### What you should do
Arrange every line of the items below into a Markdown table with the columns Row and Line, skipping blank lines and putting each line's number under Row. Leave the pictures out of the answer.

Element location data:
╔══

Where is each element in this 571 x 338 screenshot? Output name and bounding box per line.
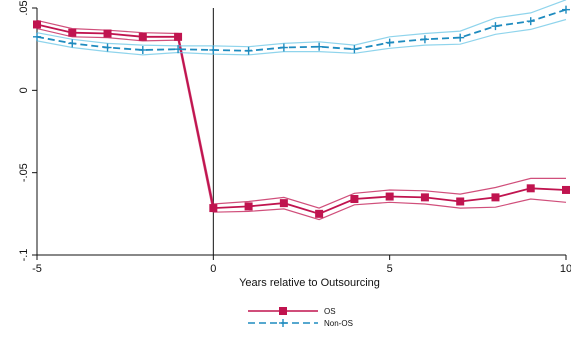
legend-item-non-os: Non-OS bbox=[248, 319, 353, 328]
os-ci-lower-line bbox=[36, 28, 567, 221]
os-point bbox=[279, 199, 288, 208]
os-ci-upper-line bbox=[36, 19, 566, 209]
non-os-point bbox=[562, 5, 570, 14]
legend: OS Non-OS bbox=[248, 307, 353, 328]
non-os-point bbox=[244, 46, 253, 55]
os-point bbox=[562, 185, 570, 194]
non-os-point bbox=[33, 32, 41, 41]
non-os-point bbox=[491, 22, 500, 31]
y-tick-label: 0 bbox=[18, 87, 30, 93]
non-os-point bbox=[420, 35, 429, 44]
series-non-os bbox=[33, 0, 570, 56]
os-point bbox=[315, 209, 324, 218]
non-os-point bbox=[385, 38, 394, 47]
non-os-point bbox=[456, 33, 465, 42]
os-point bbox=[385, 192, 394, 201]
non-os-point bbox=[174, 45, 183, 54]
non-os-point bbox=[350, 45, 359, 54]
y-tick-label: -.1 bbox=[18, 249, 30, 262]
y-ticks: -.1 -.05 0 .05 bbox=[18, 0, 37, 261]
non-os-point bbox=[68, 39, 77, 48]
y-tick-label: -.05 bbox=[18, 163, 30, 182]
axes: -.1 -.05 0 .05 -5 0 5 10 Years relative to Out… bbox=[18, 0, 571, 289]
os-point bbox=[68, 28, 77, 37]
y-tick-label: .05 bbox=[18, 0, 30, 15]
legend-label-non-os: Non-OS bbox=[324, 319, 353, 328]
os-point bbox=[244, 202, 253, 211]
non-os-ci-upper-line bbox=[36, 0, 567, 48]
non-os-point bbox=[138, 45, 147, 54]
non-os-ci-lower-line bbox=[36, 18, 567, 56]
legend-label-os: OS bbox=[324, 307, 336, 316]
non-os-point bbox=[526, 17, 535, 26]
os-point bbox=[103, 29, 112, 38]
x-tick-label: 5 bbox=[387, 263, 393, 275]
os-point bbox=[350, 195, 359, 204]
os-point bbox=[491, 193, 500, 202]
non-os-point bbox=[103, 43, 112, 52]
x-ticks: -5 0 5 10 bbox=[32, 255, 571, 275]
legend-marker-os bbox=[279, 307, 287, 315]
os-point bbox=[174, 32, 183, 41]
os-series-line bbox=[36, 23, 567, 215]
non-os-series-line bbox=[36, 8, 567, 52]
non-os-point bbox=[209, 45, 218, 54]
os-point bbox=[526, 184, 535, 193]
os-point bbox=[420, 193, 429, 202]
legend-marker-non-os bbox=[279, 319, 287, 327]
x-axis-label: Years relative to Outsourcing bbox=[239, 277, 380, 289]
plot-area bbox=[33, 0, 570, 221]
non-os-point bbox=[315, 42, 324, 51]
series-os bbox=[33, 19, 570, 221]
legend-item-os: OS bbox=[248, 307, 336, 316]
os-point bbox=[33, 20, 41, 29]
os-point bbox=[456, 197, 465, 206]
x-tick-label: 10 bbox=[560, 263, 571, 275]
x-tick-label: 0 bbox=[210, 263, 216, 275]
x-tick-label: -5 bbox=[32, 263, 42, 275]
non-os-point bbox=[279, 43, 288, 52]
os-point bbox=[209, 204, 218, 213]
os-point bbox=[138, 32, 147, 41]
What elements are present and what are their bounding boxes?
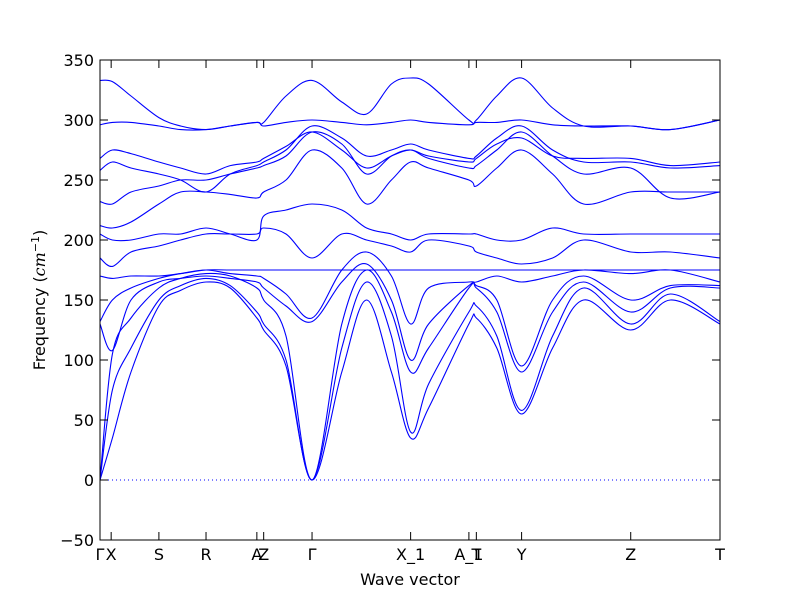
y-axis-label-close: ) [30, 230, 49, 236]
plot-background [100, 60, 720, 540]
series-group [99, 77, 721, 481]
kpoint-label-3: S [154, 545, 164, 564]
plot-area [99, 59, 721, 541]
kpoint-label-10: T [470, 545, 481, 564]
y-tick-labels: −50 0 50 100 150 200 250 300 350 [60, 51, 94, 550]
y-tick-label: 150 [63, 291, 94, 310]
kpoint-label-12: Z [625, 545, 636, 564]
y-tick-label: 0 [84, 471, 94, 490]
band-line-6 [99, 269, 720, 279]
kpoint-label-5: A [251, 545, 262, 564]
y-tick-label: −50 [60, 531, 94, 550]
band-line-2 [99, 277, 721, 481]
band-line-7 [99, 227, 721, 267]
kpoint-label-13: T [714, 545, 725, 564]
kpoint-label-7: Γ [308, 545, 317, 564]
y-tick-label: 300 [63, 111, 94, 130]
y-axis-label-text: Frequency ( [30, 276, 49, 370]
band-line-12 [99, 131, 721, 175]
y-tick-label: 200 [63, 231, 94, 250]
band-line-8 [99, 203, 720, 242]
y-axis-label: Frequency (cm−1) [29, 230, 50, 371]
band-line-1 [99, 281, 721, 481]
y-tick-label: 350 [63, 51, 94, 70]
kpoint-label-2: X [106, 545, 117, 564]
y-axis-label-exponent: −1 [29, 236, 42, 252]
band-line-11 [99, 125, 721, 193]
y-tick-label: 250 [63, 171, 94, 190]
band-line-14 [99, 77, 721, 131]
kpoint-label-9: A_1 [454, 545, 483, 565]
band-line-13 [99, 119, 721, 131]
band-line-9 [99, 149, 720, 229]
kpoint-label-11: Y [516, 545, 527, 564]
kpoint-label-6: Z [258, 545, 269, 564]
y-tick-label: 100 [63, 351, 94, 370]
kpoint-label-1: Γ [96, 545, 105, 564]
x-axis-label: Wave vector [360, 570, 460, 589]
kpoint-label-8: X_1 [396, 545, 425, 565]
y-axis-label-unit: cm [30, 252, 49, 276]
kpoint-label-4: R [200, 545, 211, 564]
band-line-4 [99, 262, 721, 367]
y-tick-label: 50 [74, 411, 94, 430]
plot-frame [99, 59, 721, 541]
x-tick-labels: Γ X S R AZ Γ X_1 A_1T Y Z T [96, 545, 726, 565]
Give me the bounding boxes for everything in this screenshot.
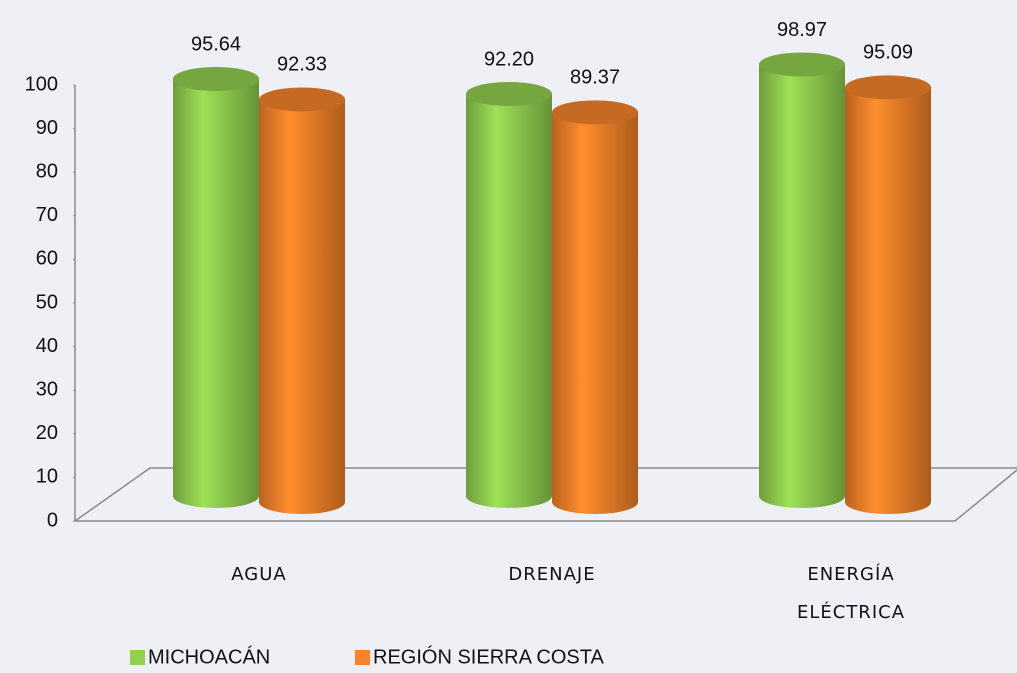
y-tick-label: 80 (36, 160, 58, 182)
bar-top (845, 75, 931, 100)
bar-top (259, 87, 345, 112)
bar-top (173, 67, 259, 92)
y-tick-label: 20 (36, 422, 58, 444)
legend-swatch (130, 650, 145, 665)
y-tick-label: 100 (25, 73, 58, 95)
x-tick-label: ENERGÍA ELÉCTRICA (796, 564, 906, 623)
floor-back (74, 467, 1017, 522)
value-label: 89.37 (570, 67, 620, 89)
legend-swatch (355, 650, 370, 665)
y-tick-label: 60 (36, 248, 58, 270)
bar (845, 87, 931, 515)
x-tick-label: DRENAJE (508, 564, 596, 585)
legend-label: REGIÓN SIERRA COSTA (373, 645, 604, 668)
value-label: 95.64 (191, 33, 241, 55)
y-tick-label: 0 (47, 509, 58, 531)
y-tick-label: 30 (36, 378, 58, 400)
bar (259, 99, 345, 514)
y-tick-label: 40 (36, 335, 58, 357)
value-label: 98.97 (777, 19, 827, 41)
bar (173, 79, 259, 509)
y-tick-label: 70 (36, 204, 58, 226)
value-label: 92.33 (277, 54, 327, 76)
y-tick-label: 90 (36, 117, 58, 139)
x-tick-label: AGUA (231, 564, 287, 585)
value-label: 92.20 (484, 48, 534, 70)
legend-label: MICHOACÁN (148, 645, 270, 668)
bar (552, 112, 638, 514)
bar-top (552, 100, 638, 125)
y-tick-label: 50 (36, 291, 58, 313)
bar (466, 94, 552, 509)
bar-top (759, 52, 845, 77)
bar-top (466, 82, 552, 107)
value-label: 95.09 (863, 42, 913, 64)
y-tick-label: 10 (36, 466, 58, 488)
bar (759, 64, 845, 509)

╚══

### Answer for this exercise
| Row | Line |
|---|---|
| 1 | Where is each element in this 571 x 338 screenshot? Output name and bounding box per line. |
| 2 | legend-item-non-os: Non-OS bbox=[248, 319, 353, 328] |
| 3 | os-ci-lower-line bbox=[36, 28, 567, 221] |
| 4 | os-point bbox=[279, 199, 288, 208] |
| 5 | os-ci-upper-line bbox=[36, 19, 566, 209] |
| 6 | non-os-point bbox=[562, 5, 570, 14] |
| 7 | legend: OS Non-OS bbox=[248, 307, 353, 328] |
| 8 | non-os-point bbox=[244, 46, 253, 55] |
| 9 | os-point bbox=[562, 185, 570, 194] |
| 10 | non-os-point bbox=[33, 32, 41, 41] |
| 11 | non-os-point bbox=[491, 22, 500, 31] |
| 12 | y-tick-label: 0 bbox=[18, 87, 30, 93] |
| 13 | non-os-point bbox=[420, 35, 429, 44] |
| 14 | series-non-os bbox=[33, 0, 570, 56] |
| 15 | os-point bbox=[315, 209, 324, 218] |
| 16 | non-os-point bbox=[385, 38, 394, 47] |
| 17 | non-os-point bbox=[456, 33, 465, 42] |
| 18 | os-point bbox=[385, 192, 394, 201] |
| 19 | non-os-point bbox=[174, 45, 183, 54] |
| 20 | non-os-point bbox=[350, 45, 359, 54] |
| 21 | y-tick-label: -.1 bbox=[18, 249, 30, 262] |
| 22 | y-ticks: -.1 -.05 0 .05 bbox=[18, 0, 37, 261] |
| 23 | non-os-point bbox=[68, 39, 77, 48] |
| 24 | y-tick-label: -.05 bbox=[18, 163, 30, 182] |
| 25 | axes: -.1 -.05 0 .05 -5 0 5 10 Years relative to Out… bbox=[18, 0, 571, 289] |
| 26 | os-point bbox=[68, 28, 77, 37] |
| 27 | y-tick-label: .05 bbox=[18, 0, 30, 15] |
| 28 | legend-label-non-os: Non-OS bbox=[324, 319, 353, 328] |
| 29 | os-point bbox=[244, 202, 253, 211] |
| 30 | non-os-ci-upper-line bbox=[36, 0, 567, 48] |
| 31 | non-os-point bbox=[138, 45, 147, 54] |
| 32 | non-os-ci-lower-line bbox=[36, 18, 567, 56] |
| 33 | legend-label-os: OS bbox=[324, 307, 336, 316] |
| 34 | non-os-point bbox=[526, 17, 535, 26] |
| 35 | os-point bbox=[103, 29, 112, 38] |
| 36 | x-tick-label: 5 bbox=[387, 263, 393, 275] |
| 37 | os-point bbox=[350, 195, 359, 204] |
| 38 | os-point bbox=[491, 193, 500, 202] |
| 39 | non-os-point bbox=[103, 43, 112, 52] |
| 40 | x-ticks: -5 0 5 10 bbox=[32, 255, 571, 275] |
| 41 | legend-marker-os bbox=[279, 307, 287, 315] |
| 42 | os-point bbox=[174, 32, 183, 41] |
| 43 | os-series-line bbox=[36, 23, 567, 215] |
| 44 | non-os-series-line bbox=[36, 8, 567, 52] |
| 45 | non-os-point bbox=[209, 45, 218, 54] |
| 46 | os-point bbox=[526, 184, 535, 193] |
| 47 | os-point bbox=[420, 193, 429, 202] |
| 48 | legend-marker-non-os bbox=[279, 319, 287, 327] |
| 49 | x-axis-label: Years relative to Outsourcing bbox=[239, 277, 380, 289] |
| 50 | plot-area bbox=[33, 0, 570, 221] |
| 51 | non-os-point bbox=[315, 42, 324, 51] |
| 52 | series-os bbox=[33, 19, 570, 221] |
| 53 | legend-item-os: OS bbox=[248, 307, 336, 316] |
| 54 | os-point bbox=[33, 20, 41, 29] |
| 55 | os-point bbox=[456, 197, 465, 206] |
| 56 | x-tick-label: 10 bbox=[560, 263, 571, 275] |
| 57 | x-tick-label: 0 bbox=[210, 263, 216, 275] |
| 58 | x-tick-label: -5 bbox=[32, 263, 42, 275] |
| 59 | non-os-point bbox=[279, 43, 288, 52] |
| 60 | os-point bbox=[209, 204, 218, 213] |
| 61 | os-point bbox=[138, 32, 147, 41] |
| 62 | What elements are present and what are their bounding boxes? |
| 63 | y-axis-label-close: ) [30, 230, 49, 236] |
| 64 | plot-background [100, 60, 720, 540] |
| 65 | series-group [99, 77, 721, 481] |
| 66 | kpoint-label-3: S [154, 545, 164, 564] |
| 67 | plot-area [99, 59, 721, 541] |
| 68 | kpoint-label-10: T [470, 545, 481, 564] |
| 69 | y-tick-labels: −50 0 50 100 150 200 250 300 350 [60, 51, 94, 550] |
| 70 | y-tick-label: 150 [63, 291, 94, 310] |
| 71 | kpoint-label-12: Z [625, 545, 636, 564] |
| 72 | y-tick-label: 0 [84, 471, 94, 490] |
| 73 | band-line-6 [99, 269, 720, 279] |
| 74 | kpoint-label-5: A [251, 545, 262, 564] |
| 75 | y-tick-label: −50 [60, 531, 94, 550] |
| 76 | band-line-2 [99, 277, 721, 481] |
| 77 | band-line-7 [99, 227, 721, 267] |
| 78 | kpoint-label-13: T [714, 545, 725, 564] |
| 79 | kpoint-label-7: Γ [308, 545, 317, 564] |
| 80 | y-tick-label: 300 [63, 111, 94, 130] |
| 81 | y-axis-label-text: Frequency ( [30, 276, 49, 370] |
| 82 | band-line-12 [99, 131, 721, 175] |
| 83 | y-tick-label: 200 [63, 231, 94, 250] |
| 84 | band-line-8 [99, 203, 720, 242] |
| 85 | y-axis-label: Frequency (cm−1) [29, 230, 50, 371] |
| 86 | band-line-1 [99, 281, 721, 481] |
| 87 | y-tick-label: 350 [63, 51, 94, 70] |
| 88 | kpoint-label-2: X [106, 545, 117, 564] |
| 89 | y-axis-label-exponent: −1 [29, 236, 42, 252] |
| 90 | band-line-11 [99, 125, 721, 193] |
| 91 | y-tick-label: 250 [63, 171, 94, 190] |
| 92 | band-line-14 [99, 77, 721, 131] |
| 93 | kpoint-label-9: A_1 [454, 545, 483, 565] |
| 94 | band-line-13 [99, 119, 721, 131] |
| 95 | band-line-9 [99, 149, 720, 229] |
| 96 | kpoint-label-11: Y [516, 545, 527, 564] |
| 97 | kpoint-label-6: Z [258, 545, 269, 564] |
| 98 | y-tick-label: 100 [63, 351, 94, 370] |
| 99 | kpoint-label-1: Γ [96, 545, 105, 564] |
| 100 | x-axis-label: Wave vector [360, 570, 460, 589] |
| 101 | kpoint-label-8: X_1 [396, 545, 425, 565] |
| 102 | y-axis-label-unit: cm [30, 252, 49, 276] |
| 103 | kpoint-label-4: R [200, 545, 211, 564] |
| 104 | band-line-4 [99, 262, 721, 367] |
| 105 | y-tick-label: 50 [74, 411, 94, 430] |
| 106 | plot-frame [99, 59, 721, 541] |
| 107 | x-tick-labels: Γ X S R AZ Γ X_1 A_1T Y Z T [96, 545, 726, 565] |
| 108 | Give me the bounding boxes for everything in this screenshot. |
| 109 | y-tick-label: 80 (36, 160, 58, 182) |
| 110 | bar-top (845, 75, 931, 100) |
| 111 | bar-top (259, 87, 345, 112) |
| 112 | bar-top (173, 67, 259, 92) |
| 113 | y-tick-label: 20 (36, 422, 58, 444) |
| 114 | legend-swatch (130, 650, 145, 665) |
| 115 | y-tick-label: 100 (25, 73, 58, 95) |
| 116 | x-tick-label: ENERGÍA ELÉCTRICA (796, 564, 906, 623) |
| 117 | floor-back (74, 467, 1017, 522) |
| 118 | value-label: 89.37 (570, 67, 620, 89) |
| 119 | legend-swatch (355, 650, 370, 665) |
| 120 | y-tick-label: 60 (36, 248, 58, 270) |
| 121 | bar (845, 87, 931, 515) |
| 122 | x-tick-label: DRENAJE (508, 564, 596, 585) |
| 123 | legend-label: REGIÓN SIERRA COSTA (373, 645, 604, 668) |
| 124 | value-label: 95.64 (191, 33, 241, 55) |
| 125 | y-tick-label: 0 (47, 509, 58, 531) |
| 126 | y-tick-label: 30 (36, 378, 58, 400) |
| 127 | bar (259, 99, 345, 514) |
| 128 | y-tick-label: 40 (36, 335, 58, 357) |
| 129 | value-label: 98.97 (777, 19, 827, 41) |
| 130 | bar (173, 79, 259, 509) |
| 131 | y-tick-label: 70 (36, 204, 58, 226) |
| 132 | value-label: 92.33 (277, 54, 327, 76) |
| 133 | y-tick-label: 90 (36, 117, 58, 139) |
| 134 | x-tick-label: AGUA (231, 564, 287, 585) |
| 135 | value-label: 92.20 (484, 48, 534, 70) |
| 136 | legend-label: MICHOACÁN (148, 645, 270, 668) |
| 137 | bar (552, 112, 638, 514) |
| 138 | bar-top (552, 100, 638, 125) |
| 139 | y-tick-label: 50 (36, 291, 58, 313) |
| 140 | bar (466, 94, 552, 509) |
| 141 | bar-top (759, 52, 845, 77) |
| 142 | bar-top (466, 82, 552, 107) |
| 143 | value-label: 95.09 (863, 42, 913, 64) |
| 144 | y-tick-label: 10 (36, 466, 58, 488) |
| 145 | bar (759, 64, 845, 509) |